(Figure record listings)
--- Start ---
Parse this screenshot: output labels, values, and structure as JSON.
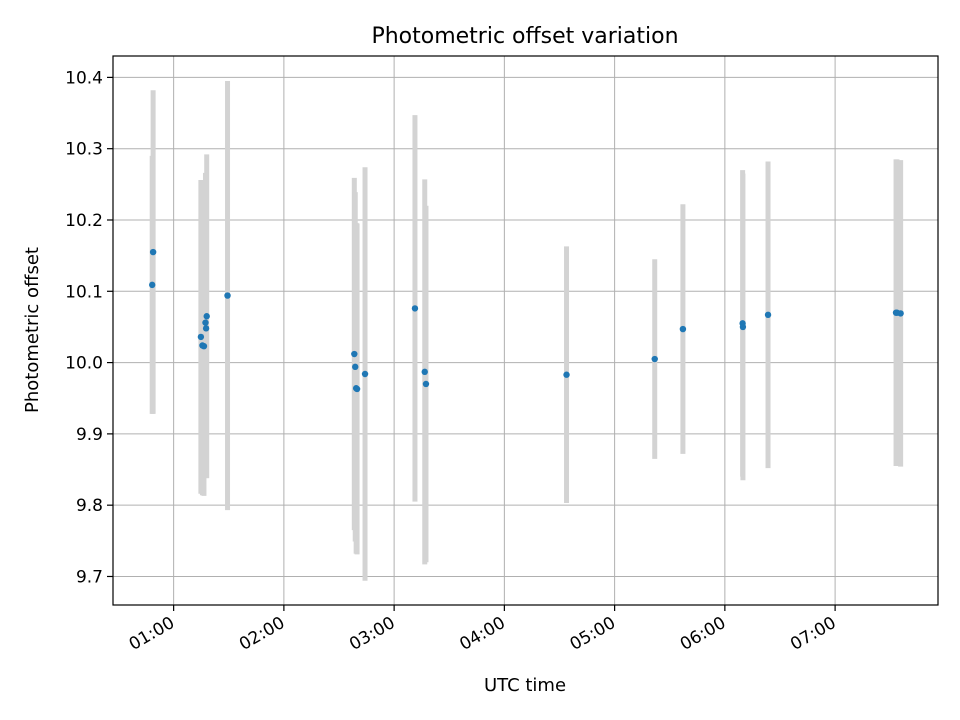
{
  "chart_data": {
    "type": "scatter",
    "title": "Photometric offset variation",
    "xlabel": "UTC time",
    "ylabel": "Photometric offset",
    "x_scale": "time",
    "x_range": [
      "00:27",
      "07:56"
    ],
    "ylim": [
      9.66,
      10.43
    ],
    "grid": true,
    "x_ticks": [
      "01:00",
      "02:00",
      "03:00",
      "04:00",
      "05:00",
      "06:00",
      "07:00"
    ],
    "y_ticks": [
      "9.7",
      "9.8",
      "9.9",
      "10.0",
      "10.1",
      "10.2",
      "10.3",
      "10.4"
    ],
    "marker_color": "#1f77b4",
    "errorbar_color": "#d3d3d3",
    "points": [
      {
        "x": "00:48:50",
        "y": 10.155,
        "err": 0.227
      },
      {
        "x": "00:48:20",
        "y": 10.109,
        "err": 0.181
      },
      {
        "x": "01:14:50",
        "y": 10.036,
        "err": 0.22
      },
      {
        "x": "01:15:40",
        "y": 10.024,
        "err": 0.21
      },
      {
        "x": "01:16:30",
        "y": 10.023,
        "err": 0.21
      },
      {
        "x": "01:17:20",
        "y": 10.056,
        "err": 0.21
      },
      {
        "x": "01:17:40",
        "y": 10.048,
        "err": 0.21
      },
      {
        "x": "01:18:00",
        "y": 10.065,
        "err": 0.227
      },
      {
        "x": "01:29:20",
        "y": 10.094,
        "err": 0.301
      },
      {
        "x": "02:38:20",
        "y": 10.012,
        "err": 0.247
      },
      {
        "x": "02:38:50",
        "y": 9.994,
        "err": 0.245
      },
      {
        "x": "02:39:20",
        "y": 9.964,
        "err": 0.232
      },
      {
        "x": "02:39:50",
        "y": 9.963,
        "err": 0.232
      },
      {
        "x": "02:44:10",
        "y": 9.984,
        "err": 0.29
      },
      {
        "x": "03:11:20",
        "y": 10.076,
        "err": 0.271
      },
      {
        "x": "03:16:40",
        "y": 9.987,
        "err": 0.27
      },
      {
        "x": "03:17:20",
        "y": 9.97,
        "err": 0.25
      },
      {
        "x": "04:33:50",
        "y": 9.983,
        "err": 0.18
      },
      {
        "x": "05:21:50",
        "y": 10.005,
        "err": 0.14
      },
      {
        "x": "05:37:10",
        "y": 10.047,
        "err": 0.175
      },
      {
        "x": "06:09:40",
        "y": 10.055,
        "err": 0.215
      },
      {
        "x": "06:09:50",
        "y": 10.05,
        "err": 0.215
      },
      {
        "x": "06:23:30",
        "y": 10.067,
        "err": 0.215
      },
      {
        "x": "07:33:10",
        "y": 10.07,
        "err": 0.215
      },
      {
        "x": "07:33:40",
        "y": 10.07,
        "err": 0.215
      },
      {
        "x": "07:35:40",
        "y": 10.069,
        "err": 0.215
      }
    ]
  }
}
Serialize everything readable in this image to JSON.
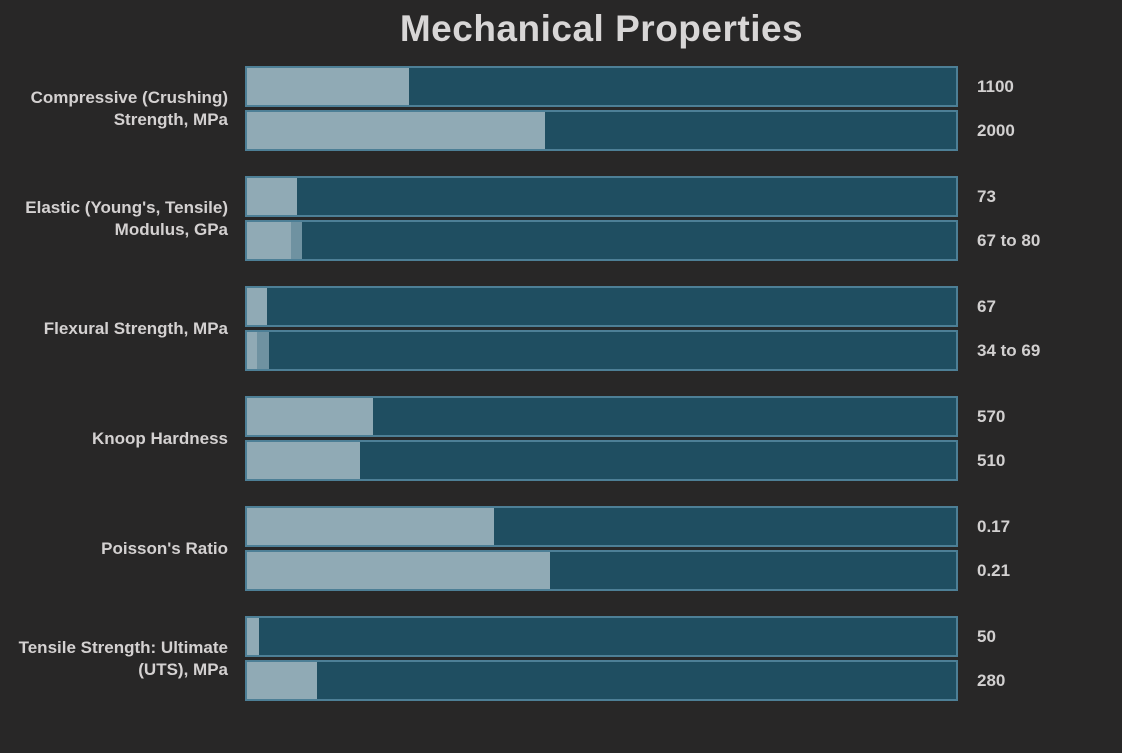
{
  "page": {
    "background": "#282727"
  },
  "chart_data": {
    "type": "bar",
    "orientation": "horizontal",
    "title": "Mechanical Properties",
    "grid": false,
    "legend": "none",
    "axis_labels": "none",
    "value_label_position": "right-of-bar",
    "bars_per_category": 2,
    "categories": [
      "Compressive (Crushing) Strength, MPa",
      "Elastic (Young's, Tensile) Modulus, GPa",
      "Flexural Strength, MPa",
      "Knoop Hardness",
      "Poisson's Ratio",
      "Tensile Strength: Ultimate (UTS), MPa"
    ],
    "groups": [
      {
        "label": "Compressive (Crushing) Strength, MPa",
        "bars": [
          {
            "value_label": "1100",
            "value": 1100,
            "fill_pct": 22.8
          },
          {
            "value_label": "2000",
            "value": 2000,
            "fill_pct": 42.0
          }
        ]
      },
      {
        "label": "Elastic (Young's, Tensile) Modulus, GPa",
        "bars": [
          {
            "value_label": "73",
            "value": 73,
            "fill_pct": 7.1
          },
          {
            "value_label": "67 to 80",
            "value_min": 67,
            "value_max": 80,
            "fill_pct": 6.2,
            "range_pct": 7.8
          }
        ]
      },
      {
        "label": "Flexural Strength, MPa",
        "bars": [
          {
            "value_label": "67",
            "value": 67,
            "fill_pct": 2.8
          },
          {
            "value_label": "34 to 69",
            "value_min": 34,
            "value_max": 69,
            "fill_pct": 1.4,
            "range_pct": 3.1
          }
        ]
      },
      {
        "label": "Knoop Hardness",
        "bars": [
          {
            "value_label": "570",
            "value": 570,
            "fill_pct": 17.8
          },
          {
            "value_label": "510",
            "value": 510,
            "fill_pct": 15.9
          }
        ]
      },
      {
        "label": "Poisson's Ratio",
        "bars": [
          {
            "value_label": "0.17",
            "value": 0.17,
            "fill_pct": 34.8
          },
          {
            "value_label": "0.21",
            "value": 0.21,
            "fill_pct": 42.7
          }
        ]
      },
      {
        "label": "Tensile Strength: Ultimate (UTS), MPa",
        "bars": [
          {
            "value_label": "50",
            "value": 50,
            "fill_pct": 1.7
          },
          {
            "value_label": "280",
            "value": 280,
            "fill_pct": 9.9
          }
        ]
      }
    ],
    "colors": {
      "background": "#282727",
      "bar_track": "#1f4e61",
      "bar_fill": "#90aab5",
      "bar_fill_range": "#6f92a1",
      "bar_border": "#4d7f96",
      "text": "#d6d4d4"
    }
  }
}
--- End ---
→ Objective
Go through the entries above and print each one exactly, minus the pictures.

→ Reply
Parse this screenshot: output labels, values, and structure as JSON.
{
  "chart_data": {
    "type": "scatter",
    "title": "Photometric offset variation",
    "xlabel": "UTC time",
    "ylabel": "Photometric offset",
    "x_scale": "time",
    "x_range": [
      "00:27",
      "07:56"
    ],
    "ylim": [
      9.66,
      10.43
    ],
    "grid": true,
    "x_ticks": [
      "01:00",
      "02:00",
      "03:00",
      "04:00",
      "05:00",
      "06:00",
      "07:00"
    ],
    "y_ticks": [
      "9.7",
      "9.8",
      "9.9",
      "10.0",
      "10.1",
      "10.2",
      "10.3",
      "10.4"
    ],
    "marker_color": "#1f77b4",
    "errorbar_color": "#d3d3d3",
    "points": [
      {
        "x": "00:48:50",
        "y": 10.155,
        "err": 0.227
      },
      {
        "x": "00:48:20",
        "y": 10.109,
        "err": 0.181
      },
      {
        "x": "01:14:50",
        "y": 10.036,
        "err": 0.22
      },
      {
        "x": "01:15:40",
        "y": 10.024,
        "err": 0.21
      },
      {
        "x": "01:16:30",
        "y": 10.023,
        "err": 0.21
      },
      {
        "x": "01:17:20",
        "y": 10.056,
        "err": 0.21
      },
      {
        "x": "01:17:40",
        "y": 10.048,
        "err": 0.21
      },
      {
        "x": "01:18:00",
        "y": 10.065,
        "err": 0.227
      },
      {
        "x": "01:29:20",
        "y": 10.094,
        "err": 0.301
      },
      {
        "x": "02:38:20",
        "y": 10.012,
        "err": 0.247
      },
      {
        "x": "02:38:50",
        "y": 9.994,
        "err": 0.245
      },
      {
        "x": "02:39:20",
        "y": 9.964,
        "err": 0.232
      },
      {
        "x": "02:39:50",
        "y": 9.963,
        "err": 0.232
      },
      {
        "x": "02:44:10",
        "y": 9.984,
        "err": 0.29
      },
      {
        "x": "03:11:20",
        "y": 10.076,
        "err": 0.271
      },
      {
        "x": "03:16:40",
        "y": 9.987,
        "err": 0.27
      },
      {
        "x": "03:17:20",
        "y": 9.97,
        "err": 0.25
      },
      {
        "x": "04:33:50",
        "y": 9.983,
        "err": 0.18
      },
      {
        "x": "05:21:50",
        "y": 10.005,
        "err": 0.14
      },
      {
        "x": "05:37:10",
        "y": 10.047,
        "err": 0.175
      },
      {
        "x": "06:09:40",
        "y": 10.055,
        "err": 0.215
      },
      {
        "x": "06:09:50",
        "y": 10.05,
        "err": 0.215
      },
      {
        "x": "06:23:30",
        "y": 10.067,
        "err": 0.215
      },
      {
        "x": "07:33:10",
        "y": 10.07,
        "err": 0.215
      },
      {
        "x": "07:33:40",
        "y": 10.07,
        "err": 0.215
      },
      {
        "x": "07:35:40",
        "y": 10.069,
        "err": 0.215
      }
    ]
  }
}
Serialize everything readable in this image to JSON.
{
  "page": {
    "background": "#282727"
  },
  "chart_data": {
    "type": "bar",
    "orientation": "horizontal",
    "title": "Mechanical Properties",
    "grid": false,
    "legend": "none",
    "axis_labels": "none",
    "value_label_position": "right-of-bar",
    "bars_per_category": 2,
    "categories": [
      "Compressive (Crushing) Strength, MPa",
      "Elastic (Young's, Tensile) Modulus, GPa",
      "Flexural Strength, MPa",
      "Knoop Hardness",
      "Poisson's Ratio",
      "Tensile Strength: Ultimate (UTS), MPa"
    ],
    "groups": [
      {
        "label": "Compressive (Crushing) Strength, MPa",
        "bars": [
          {
            "value_label": "1100",
            "value": 1100,
            "fill_pct": 22.8
          },
          {
            "value_label": "2000",
            "value": 2000,
            "fill_pct": 42.0
          }
        ]
      },
      {
        "label": "Elastic (Young's, Tensile) Modulus, GPa",
        "bars": [
          {
            "value_label": "73",
            "value": 73,
            "fill_pct": 7.1
          },
          {
            "value_label": "67 to 80",
            "value_min": 67,
            "value_max": 80,
            "fill_pct": 6.2,
            "range_pct": 7.8
          }
        ]
      },
      {
        "label": "Flexural Strength, MPa",
        "bars": [
          {
            "value_label": "67",
            "value": 67,
            "fill_pct": 2.8
          },
          {
            "value_label": "34 to 69",
            "value_min": 34,
            "value_max": 69,
            "fill_pct": 1.4,
            "range_pct": 3.1
          }
        ]
      },
      {
        "label": "Knoop Hardness",
        "bars": [
          {
            "value_label": "570",
            "value": 570,
            "fill_pct": 17.8
          },
          {
            "value_label": "510",
            "value": 510,
            "fill_pct": 15.9
          }
        ]
      },
      {
        "label": "Poisson's Ratio",
        "bars": [
          {
            "value_label": "0.17",
            "value": 0.17,
            "fill_pct": 34.8
          },
          {
            "value_label": "0.21",
            "value": 0.21,
            "fill_pct": 42.7
          }
        ]
      },
      {
        "label": "Tensile Strength: Ultimate (UTS), MPa",
        "bars": [
          {
            "value_label": "50",
            "value": 50,
            "fill_pct": 1.7
          },
          {
            "value_label": "280",
            "value": 280,
            "fill_pct": 9.9
          }
        ]
      }
    ],
    "colors": {
      "background": "#282727",
      "bar_track": "#1f4e61",
      "bar_fill": "#90aab5",
      "bar_fill_range": "#6f92a1",
      "bar_border": "#4d7f96",
      "text": "#d6d4d4"
    }
  }
}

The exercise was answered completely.